* BEGIN *
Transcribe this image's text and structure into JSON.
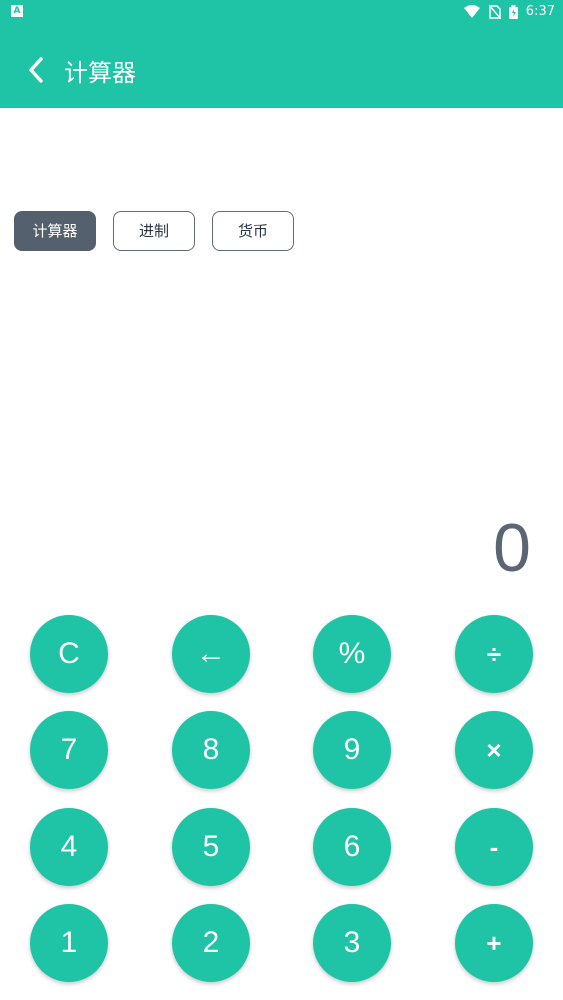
{
  "status_bar": {
    "left_icon_label": "A",
    "time": "6:37",
    "icons": [
      "wifi-icon",
      "no-sim-icon",
      "battery-icon"
    ]
  },
  "app_bar": {
    "back_icon": "chevron-left-icon",
    "title": "计算器"
  },
  "mode_tabs": [
    {
      "label": "计算器",
      "active": true
    },
    {
      "label": "进制",
      "active": false
    },
    {
      "label": "货币",
      "active": false
    }
  ],
  "display": {
    "value": "0"
  },
  "keypad": {
    "rows": [
      [
        "C",
        "←",
        "%",
        "÷"
      ],
      [
        "7",
        "8",
        "9",
        "×"
      ],
      [
        "4",
        "5",
        "6",
        "-"
      ],
      [
        "1",
        "2",
        "3",
        "+"
      ]
    ]
  },
  "colors": {
    "accent": "#1fc3a6",
    "active_tab": "#54606d",
    "display_text": "#5a6674"
  }
}
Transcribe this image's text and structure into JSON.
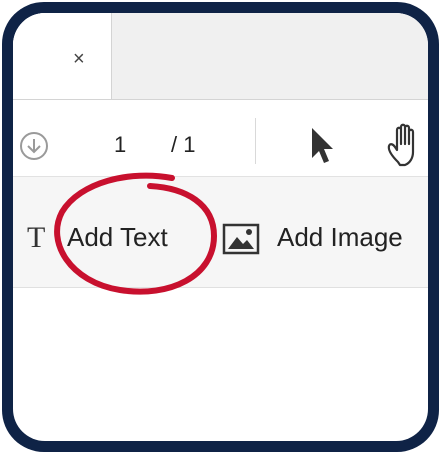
{
  "tabbar": {
    "close_label": "×"
  },
  "pagebar": {
    "download_icon": "download-circle-icon",
    "page_current": "1",
    "page_total": "/ 1",
    "tools": [
      "pointer-icon",
      "hand-icon"
    ]
  },
  "editbar": {
    "add_text_label": "Add Text",
    "add_image_label": "Add Image",
    "text_icon_glyph": "T"
  },
  "colors": {
    "frame": "#0f2346",
    "highlight_circle": "#c8102e",
    "toolbar_bg": "#f6f6f6"
  }
}
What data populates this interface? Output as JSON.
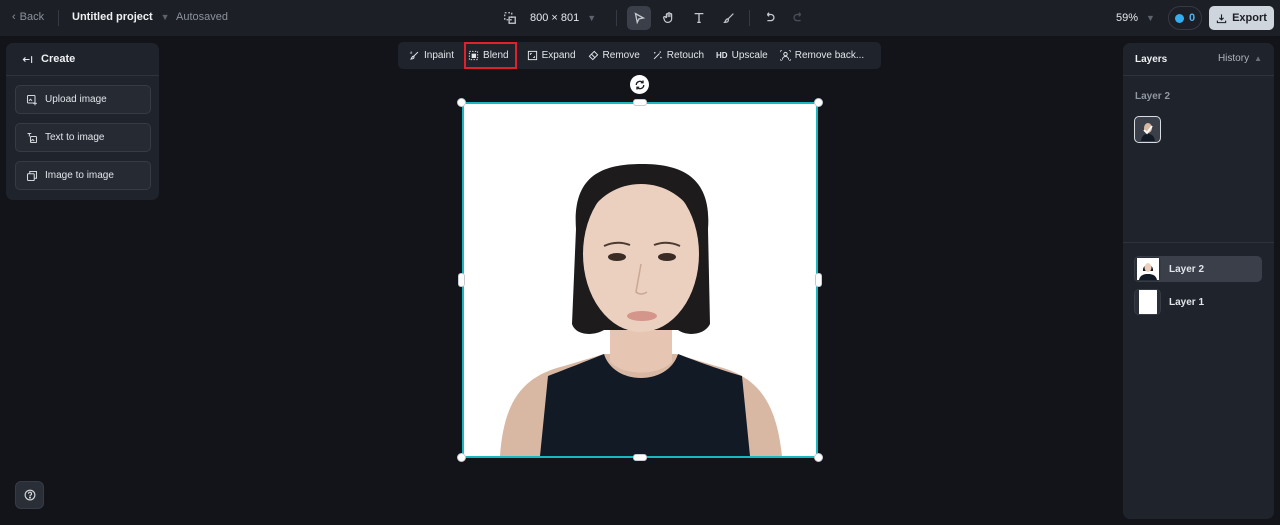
{
  "topbar": {
    "back_label": "Back",
    "project_title": "Untitled project",
    "autosave_status": "Autosaved",
    "canvas_size": "800 × 801",
    "zoom_level": "59%",
    "credits": "0",
    "export_label": "Export",
    "tools": [
      {
        "name": "select",
        "active": true
      },
      {
        "name": "hand",
        "active": false
      },
      {
        "name": "text",
        "active": false
      },
      {
        "name": "brush",
        "active": false
      }
    ]
  },
  "left_panel": {
    "header": "Create",
    "buttons": [
      {
        "label": "Upload image"
      },
      {
        "label": "Text to image"
      },
      {
        "label": "Image to image"
      }
    ]
  },
  "tool_strip": {
    "items": [
      {
        "label": "Inpaint"
      },
      {
        "label": "Blend",
        "highlighted": true
      },
      {
        "label": "Expand"
      },
      {
        "label": "Remove"
      },
      {
        "label": "Retouch"
      },
      {
        "label": "Upscale",
        "prefix": "HD"
      },
      {
        "label": "Remove back..."
      }
    ]
  },
  "right_panel": {
    "tab_layers": "Layers",
    "tab_history": "History",
    "selected_layer_label": "Layer 2",
    "layers": [
      {
        "label": "Layer 2",
        "active": true
      },
      {
        "label": "Layer 1",
        "active": false
      }
    ]
  },
  "colors": {
    "selection": "#19b7c0",
    "highlight": "#e0202a",
    "accent": "#33aef0"
  }
}
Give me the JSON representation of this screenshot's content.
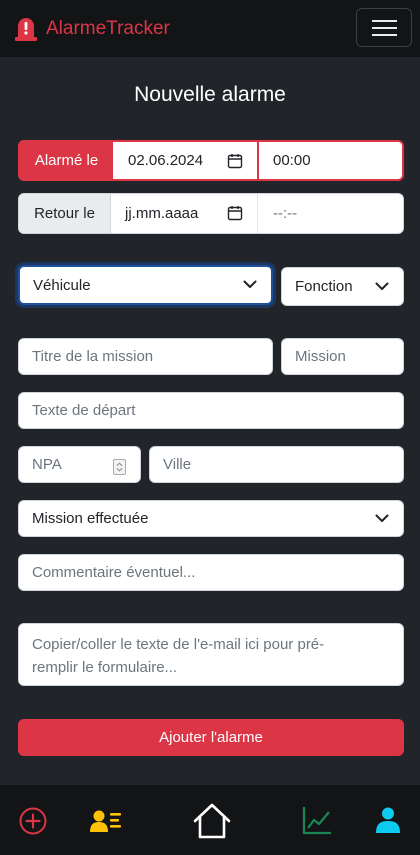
{
  "app": {
    "title": "AlarmeTracker"
  },
  "page": {
    "title": "Nouvelle alarme"
  },
  "form": {
    "alarm": {
      "label": "Alarmé le",
      "date": "02.06.2024",
      "time": "00:00"
    },
    "return": {
      "label": "Retour le",
      "date_placeholder": "jj.mm.aaaa",
      "time_placeholder": "--:--"
    },
    "vehicle": {
      "selected": "Véhicule"
    },
    "function": {
      "selected": "Fonction"
    },
    "mission_title": {
      "placeholder": "Titre de la mission"
    },
    "mission": {
      "placeholder": "Mission"
    },
    "departure_text": {
      "placeholder": "Texte de départ"
    },
    "npa": {
      "placeholder": "NPA"
    },
    "city": {
      "placeholder": "Ville"
    },
    "status": {
      "selected": "Mission effectuée"
    },
    "comment": {
      "placeholder": "Commentaire éventuel..."
    },
    "email_paste": {
      "placeholder_line1": "Copier/coller le texte de l'e-mail ici pour pré-",
      "placeholder_line2": "remplir le formulaire..."
    },
    "submit_label": "Ajouter l'alarme"
  },
  "bottom_nav": {
    "items": [
      {
        "icon": "add-circle-icon",
        "color": "#dc3545"
      },
      {
        "icon": "contacts-icon",
        "color": "#ffc107"
      },
      {
        "icon": "home-icon",
        "color": "#ffffff"
      },
      {
        "icon": "chart-line-icon",
        "color": "#198754"
      },
      {
        "icon": "user-icon",
        "color": "#0dcaf0"
      }
    ]
  },
  "colors": {
    "accent": "#dc3545",
    "background": "#212529",
    "navbar": "#121416"
  }
}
* END *
■ Exercise aim
Copy every record above exactly, leaving out the pictures.

■ Answer to the task
Transcribe this image's text and structure into JSON.
{
  "status_bar": {
    "left_icon_label": "A",
    "time": "6:37",
    "icons": [
      "wifi-icon",
      "no-sim-icon",
      "battery-icon"
    ]
  },
  "app_bar": {
    "back_icon": "chevron-left-icon",
    "title": "计算器"
  },
  "mode_tabs": [
    {
      "label": "计算器",
      "active": true
    },
    {
      "label": "进制",
      "active": false
    },
    {
      "label": "货币",
      "active": false
    }
  ],
  "display": {
    "value": "0"
  },
  "keypad": {
    "rows": [
      [
        "C",
        "←",
        "%",
        "÷"
      ],
      [
        "7",
        "8",
        "9",
        "×"
      ],
      [
        "4",
        "5",
        "6",
        "-"
      ],
      [
        "1",
        "2",
        "3",
        "+"
      ]
    ]
  },
  "colors": {
    "accent": "#1fc3a6",
    "active_tab": "#54606d",
    "display_text": "#5a6674"
  }
}
Transcribe this image's text and structure into JSON.
{
  "tabbar": {
    "close_label": "×"
  },
  "pagebar": {
    "download_icon": "download-circle-icon",
    "page_current": "1",
    "page_total": "/ 1",
    "tools": [
      "pointer-icon",
      "hand-icon"
    ]
  },
  "editbar": {
    "add_text_label": "Add Text",
    "add_image_label": "Add Image",
    "text_icon_glyph": "T"
  },
  "colors": {
    "frame": "#0f2346",
    "highlight_circle": "#c8102e",
    "toolbar_bg": "#f6f6f6"
  }
}
What data populates this interface? Output as JSON.
{
  "topbar": {
    "back_label": "Back",
    "project_title": "Untitled project",
    "autosave_status": "Autosaved",
    "canvas_size": "800 × 801",
    "zoom_level": "59%",
    "credits": "0",
    "export_label": "Export",
    "tools": [
      {
        "name": "select",
        "active": true
      },
      {
        "name": "hand",
        "active": false
      },
      {
        "name": "text",
        "active": false
      },
      {
        "name": "brush",
        "active": false
      }
    ]
  },
  "left_panel": {
    "header": "Create",
    "buttons": [
      {
        "label": "Upload image"
      },
      {
        "label": "Text to image"
      },
      {
        "label": "Image to image"
      }
    ]
  },
  "tool_strip": {
    "items": [
      {
        "label": "Inpaint"
      },
      {
        "label": "Blend",
        "highlighted": true
      },
      {
        "label": "Expand"
      },
      {
        "label": "Remove"
      },
      {
        "label": "Retouch"
      },
      {
        "label": "Upscale",
        "prefix": "HD"
      },
      {
        "label": "Remove back..."
      }
    ]
  },
  "right_panel": {
    "tab_layers": "Layers",
    "tab_history": "History",
    "selected_layer_label": "Layer 2",
    "layers": [
      {
        "label": "Layer 2",
        "active": true
      },
      {
        "label": "Layer 1",
        "active": false
      }
    ]
  },
  "colors": {
    "selection": "#19b7c0",
    "highlight": "#e0202a",
    "accent": "#33aef0"
  }
}
Give me the JSON representation of this screenshot's content.
{
  "app": {
    "title": "AlarmeTracker"
  },
  "page": {
    "title": "Nouvelle alarme"
  },
  "form": {
    "alarm": {
      "label": "Alarmé le",
      "date": "02.06.2024",
      "time": "00:00"
    },
    "return": {
      "label": "Retour le",
      "date_placeholder": "jj.mm.aaaa",
      "time_placeholder": "--:--"
    },
    "vehicle": {
      "selected": "Véhicule"
    },
    "function": {
      "selected": "Fonction"
    },
    "mission_title": {
      "placeholder": "Titre de la mission"
    },
    "mission": {
      "placeholder": "Mission"
    },
    "departure_text": {
      "placeholder": "Texte de départ"
    },
    "npa": {
      "placeholder": "NPA"
    },
    "city": {
      "placeholder": "Ville"
    },
    "status": {
      "selected": "Mission effectuée"
    },
    "comment": {
      "placeholder": "Commentaire éventuel..."
    },
    "email_paste": {
      "placeholder_line1": "Copier/coller le texte de l'e-mail ici pour pré-",
      "placeholder_line2": "remplir le formulaire..."
    },
    "submit_label": "Ajouter l'alarme"
  },
  "bottom_nav": {
    "items": [
      {
        "icon": "add-circle-icon",
        "color": "#dc3545"
      },
      {
        "icon": "contacts-icon",
        "color": "#ffc107"
      },
      {
        "icon": "home-icon",
        "color": "#ffffff"
      },
      {
        "icon": "chart-line-icon",
        "color": "#198754"
      },
      {
        "icon": "user-icon",
        "color": "#0dcaf0"
      }
    ]
  },
  "colors": {
    "accent": "#dc3545",
    "background": "#212529",
    "navbar": "#121416"
  }
}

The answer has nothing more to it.